What is expected = Go through the records and give each one again exactly.

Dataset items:
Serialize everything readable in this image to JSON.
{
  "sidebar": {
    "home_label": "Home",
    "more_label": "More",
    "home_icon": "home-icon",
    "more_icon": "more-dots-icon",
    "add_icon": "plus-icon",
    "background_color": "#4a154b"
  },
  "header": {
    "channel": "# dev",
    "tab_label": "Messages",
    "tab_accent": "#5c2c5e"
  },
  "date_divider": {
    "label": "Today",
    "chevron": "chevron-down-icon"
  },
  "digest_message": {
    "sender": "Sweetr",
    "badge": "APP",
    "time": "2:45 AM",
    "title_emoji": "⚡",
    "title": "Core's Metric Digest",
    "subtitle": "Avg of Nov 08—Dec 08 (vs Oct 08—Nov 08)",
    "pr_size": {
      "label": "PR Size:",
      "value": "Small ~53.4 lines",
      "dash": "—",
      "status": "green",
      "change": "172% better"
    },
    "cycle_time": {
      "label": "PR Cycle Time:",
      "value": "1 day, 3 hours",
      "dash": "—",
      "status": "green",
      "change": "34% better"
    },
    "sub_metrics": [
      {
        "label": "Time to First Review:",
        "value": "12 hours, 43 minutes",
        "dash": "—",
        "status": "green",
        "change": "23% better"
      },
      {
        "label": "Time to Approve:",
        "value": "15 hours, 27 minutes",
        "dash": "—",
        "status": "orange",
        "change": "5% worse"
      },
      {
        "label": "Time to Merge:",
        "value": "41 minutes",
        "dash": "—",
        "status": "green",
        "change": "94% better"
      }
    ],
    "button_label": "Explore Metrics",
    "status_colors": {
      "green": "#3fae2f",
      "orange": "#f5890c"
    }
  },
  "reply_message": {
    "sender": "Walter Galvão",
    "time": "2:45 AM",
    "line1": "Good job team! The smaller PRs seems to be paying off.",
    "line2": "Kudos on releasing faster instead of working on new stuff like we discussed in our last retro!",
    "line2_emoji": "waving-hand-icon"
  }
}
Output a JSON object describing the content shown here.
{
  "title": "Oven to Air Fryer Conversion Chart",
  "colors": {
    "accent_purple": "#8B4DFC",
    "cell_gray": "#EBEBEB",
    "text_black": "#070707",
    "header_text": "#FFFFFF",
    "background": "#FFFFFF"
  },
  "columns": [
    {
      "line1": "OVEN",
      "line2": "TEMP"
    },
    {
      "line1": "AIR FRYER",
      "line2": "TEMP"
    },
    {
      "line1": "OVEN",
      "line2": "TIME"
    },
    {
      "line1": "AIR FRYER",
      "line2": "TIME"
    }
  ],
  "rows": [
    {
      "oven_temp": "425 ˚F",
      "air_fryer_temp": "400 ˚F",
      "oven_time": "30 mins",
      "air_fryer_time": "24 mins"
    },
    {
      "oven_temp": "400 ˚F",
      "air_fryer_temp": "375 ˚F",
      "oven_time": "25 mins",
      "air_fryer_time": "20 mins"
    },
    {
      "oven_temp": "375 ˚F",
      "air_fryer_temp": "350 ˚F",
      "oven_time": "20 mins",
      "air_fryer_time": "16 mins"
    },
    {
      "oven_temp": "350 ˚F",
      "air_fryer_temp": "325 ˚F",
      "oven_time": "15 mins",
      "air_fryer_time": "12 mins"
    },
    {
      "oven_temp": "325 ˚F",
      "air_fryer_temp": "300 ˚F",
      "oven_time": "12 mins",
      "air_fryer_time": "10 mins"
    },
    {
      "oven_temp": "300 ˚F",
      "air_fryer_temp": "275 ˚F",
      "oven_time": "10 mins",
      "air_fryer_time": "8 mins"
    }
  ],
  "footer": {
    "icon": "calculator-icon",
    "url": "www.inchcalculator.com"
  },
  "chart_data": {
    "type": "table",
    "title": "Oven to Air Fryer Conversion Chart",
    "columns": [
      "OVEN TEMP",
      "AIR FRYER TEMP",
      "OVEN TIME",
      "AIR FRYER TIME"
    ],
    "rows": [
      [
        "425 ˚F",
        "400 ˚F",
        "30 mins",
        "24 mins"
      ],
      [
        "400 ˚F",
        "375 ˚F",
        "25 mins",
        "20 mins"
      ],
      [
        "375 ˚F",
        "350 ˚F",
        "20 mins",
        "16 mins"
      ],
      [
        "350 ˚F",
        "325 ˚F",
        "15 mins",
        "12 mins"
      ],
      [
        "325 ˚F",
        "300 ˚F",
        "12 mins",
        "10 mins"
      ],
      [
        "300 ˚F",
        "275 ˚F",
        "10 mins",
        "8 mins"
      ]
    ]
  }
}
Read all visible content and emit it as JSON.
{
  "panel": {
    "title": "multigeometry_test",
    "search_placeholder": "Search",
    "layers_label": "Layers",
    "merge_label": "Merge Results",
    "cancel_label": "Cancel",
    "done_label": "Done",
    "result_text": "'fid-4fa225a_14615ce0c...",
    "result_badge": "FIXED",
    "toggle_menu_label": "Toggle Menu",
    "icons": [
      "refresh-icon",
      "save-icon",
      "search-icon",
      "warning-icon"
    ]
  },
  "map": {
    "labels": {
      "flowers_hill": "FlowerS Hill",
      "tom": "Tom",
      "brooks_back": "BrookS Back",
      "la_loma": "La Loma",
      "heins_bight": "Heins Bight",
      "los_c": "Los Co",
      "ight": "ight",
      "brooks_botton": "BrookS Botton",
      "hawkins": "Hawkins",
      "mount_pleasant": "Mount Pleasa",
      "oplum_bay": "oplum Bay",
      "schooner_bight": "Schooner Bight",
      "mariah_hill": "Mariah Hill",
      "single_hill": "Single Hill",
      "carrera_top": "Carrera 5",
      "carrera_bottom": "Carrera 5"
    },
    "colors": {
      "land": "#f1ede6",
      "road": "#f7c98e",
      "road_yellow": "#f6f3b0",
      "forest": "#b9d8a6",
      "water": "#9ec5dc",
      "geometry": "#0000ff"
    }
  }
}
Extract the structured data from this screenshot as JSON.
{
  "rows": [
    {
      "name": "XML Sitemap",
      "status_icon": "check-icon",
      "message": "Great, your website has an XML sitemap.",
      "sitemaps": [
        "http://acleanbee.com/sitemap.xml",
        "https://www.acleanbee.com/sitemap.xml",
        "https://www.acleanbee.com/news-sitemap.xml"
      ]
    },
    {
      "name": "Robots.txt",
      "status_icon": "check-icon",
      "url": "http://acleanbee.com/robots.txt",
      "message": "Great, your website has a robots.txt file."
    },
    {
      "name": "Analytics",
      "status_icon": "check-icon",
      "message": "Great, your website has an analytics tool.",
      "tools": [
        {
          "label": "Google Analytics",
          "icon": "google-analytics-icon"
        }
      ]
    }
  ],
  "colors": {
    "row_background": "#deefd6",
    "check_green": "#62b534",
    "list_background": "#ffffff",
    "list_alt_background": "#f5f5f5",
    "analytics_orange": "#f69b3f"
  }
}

Correct output =
Serialize everything readable in this image to JSON.
{
  "sidebar": {
    "home_label": "Home",
    "more_label": "More",
    "home_icon": "home-icon",
    "more_icon": "more-dots-icon",
    "add_icon": "plus-icon",
    "background_color": "#4a154b"
  },
  "header": {
    "channel": "# dev",
    "tab_label": "Messages",
    "tab_accent": "#5c2c5e"
  },
  "date_divider": {
    "label": "Today",
    "chevron": "chevron-down-icon"
  },
  "digest_message": {
    "sender": "Sweetr",
    "badge": "APP",
    "time": "2:45 AM",
    "title_emoji": "⚡",
    "title": "Core's Metric Digest",
    "subtitle": "Avg of Nov 08—Dec 08 (vs Oct 08—Nov 08)",
    "pr_size": {
      "label": "PR Size:",
      "value": "Small ~53.4 lines",
      "dash": "—",
      "status": "green",
      "change": "172% better"
    },
    "cycle_time": {
      "label": "PR Cycle Time:",
      "value": "1 day, 3 hours",
      "dash": "—",
      "status": "green",
      "change": "34% better"
    },
    "sub_metrics": [
      {
        "label": "Time to First Review:",
        "value": "12 hours, 43 minutes",
        "dash": "—",
        "status": "green",
        "change": "23% better"
      },
      {
        "label": "Time to Approve:",
        "value": "15 hours, 27 minutes",
        "dash": "—",
        "status": "orange",
        "change": "5% worse"
      },
      {
        "label": "Time to Merge:",
        "value": "41 minutes",
        "dash": "—",
        "status": "green",
        "change": "94% better"
      }
    ],
    "button_label": "Explore Metrics",
    "status_colors": {
      "green": "#3fae2f",
      "orange": "#f5890c"
    }
  },
  "reply_message": {
    "sender": "Walter Galvão",
    "time": "2:45 AM",
    "line1": "Good job team! The smaller PRs seems to be paying off.",
    "line2": "Kudos on releasing faster instead of working on new stuff like we discussed in our last retro!",
    "line2_emoji": "waving-hand-icon"
  }
}
Output a JSON object describing the content shown here.
{
  "title": "Oven to Air Fryer Conversion Chart",
  "colors": {
    "accent_purple": "#8B4DFC",
    "cell_gray": "#EBEBEB",
    "text_black": "#070707",
    "header_text": "#FFFFFF",
    "background": "#FFFFFF"
  },
  "columns": [
    {
      "line1": "OVEN",
      "line2": "TEMP"
    },
    {
      "line1": "AIR FRYER",
      "line2": "TEMP"
    },
    {
      "line1": "OVEN",
      "line2": "TIME"
    },
    {
      "line1": "AIR FRYER",
      "line2": "TIME"
    }
  ],
  "rows": [
    {
      "oven_temp": "425 ˚F",
      "air_fryer_temp": "400 ˚F",
      "oven_time": "30 mins",
      "air_fryer_time": "24 mins"
    },
    {
      "oven_temp": "400 ˚F",
      "air_fryer_temp": "375 ˚F",
      "oven_time": "25 mins",
      "air_fryer_time": "20 mins"
    },
    {
      "oven_temp": "375 ˚F",
      "air_fryer_temp": "350 ˚F",
      "oven_time": "20 mins",
      "air_fryer_time": "16 mins"
    },
    {
      "oven_temp": "350 ˚F",
      "air_fryer_temp": "325 ˚F",
      "oven_time": "15 mins",
      "air_fryer_time": "12 mins"
    },
    {
      "oven_temp": "325 ˚F",
      "air_fryer_temp": "300 ˚F",
      "oven_time": "12 mins",
      "air_fryer_time": "10 mins"
    },
    {
      "oven_temp": "300 ˚F",
      "air_fryer_temp": "275 ˚F",
      "oven_time": "10 mins",
      "air_fryer_time": "8 mins"
    }
  ],
  "footer": {
    "icon": "calculator-icon",
    "url": "www.inchcalculator.com"
  },
  "chart_data": {
    "type": "table",
    "title": "Oven to Air Fryer Conversion Chart",
    "columns": [
      "OVEN TEMP",
      "AIR FRYER TEMP",
      "OVEN TIME",
      "AIR FRYER TIME"
    ],
    "rows": [
      [
        "425 ˚F",
        "400 ˚F",
        "30 mins",
        "24 mins"
      ],
      [
        "400 ˚F",
        "375 ˚F",
        "25 mins",
        "20 mins"
      ],
      [
        "375 ˚F",
        "350 ˚F",
        "20 mins",
        "16 mins"
      ],
      [
        "350 ˚F",
        "325 ˚F",
        "15 mins",
        "12 mins"
      ],
      [
        "325 ˚F",
        "300 ˚F",
        "12 mins",
        "10 mins"
      ],
      [
        "300 ˚F",
        "275 ˚F",
        "10 mins",
        "8 mins"
      ]
    ]
  }
}
Read all visible content and emit it as JSON.
{
  "panel": {
    "title": "multigeometry_test",
    "search_placeholder": "Search",
    "layers_label": "Layers",
    "merge_label": "Merge Results",
    "cancel_label": "Cancel",
    "done_label": "Done",
    "result_text": "'fid-4fa225a_14615ce0c...",
    "result_badge": "FIXED",
    "toggle_menu_label": "Toggle Menu",
    "icons": [
      "refresh-icon",
      "save-icon",
      "search-icon",
      "warning-icon"
    ]
  },
  "map": {
    "labels": {
      "flowers_hill": "FlowerS Hill",
      "tom": "Tom",
      "brooks_back": "BrookS Back",
      "la_loma": "La Loma",
      "heins_bight": "Heins Bight",
      "los_c": "Los Co",
      "ight": "ight",
      "brooks_botton": "BrookS Botton",
      "hawkins": "Hawkins",
      "mount_pleasant": "Mount Pleasa",
      "oplum_bay": "oplum Bay",
      "schooner_bight": "Schooner Bight",
      "mariah_hill": "Mariah Hill",
      "single_hill": "Single Hill",
      "carrera_top": "Carrera 5",
      "carrera_bottom": "Carrera 5"
    },
    "colors": {
      "land": "#f1ede6",
      "road": "#f7c98e",
      "road_yellow": "#f6f3b0",
      "forest": "#b9d8a6",
      "water": "#9ec5dc",
      "geometry": "#0000ff"
    }
  }
}
Extract the structured data from this screenshot as JSON.
{
  "rows": [
    {
      "name": "XML Sitemap",
      "status_icon": "check-icon",
      "message": "Great, your website has an XML sitemap.",
      "sitemaps": [
        "http://acleanbee.com/sitemap.xml",
        "https://www.acleanbee.com/sitemap.xml",
        "https://www.acleanbee.com/news-sitemap.xml"
      ]
    },
    {
      "name": "Robots.txt",
      "status_icon": "check-icon",
      "url": "http://acleanbee.com/robots.txt",
      "message": "Great, your website has a robots.txt file."
    },
    {
      "name": "Analytics",
      "status_icon": "check-icon",
      "message": "Great, your website has an analytics tool.",
      "tools": [
        {
          "label": "Google Analytics",
          "icon": "google-analytics-icon"
        }
      ]
    }
  ],
  "colors": {
    "row_background": "#deefd6",
    "check_green": "#62b534",
    "list_background": "#ffffff",
    "list_alt_background": "#f5f5f5",
    "analytics_orange": "#f69b3f"
  }
}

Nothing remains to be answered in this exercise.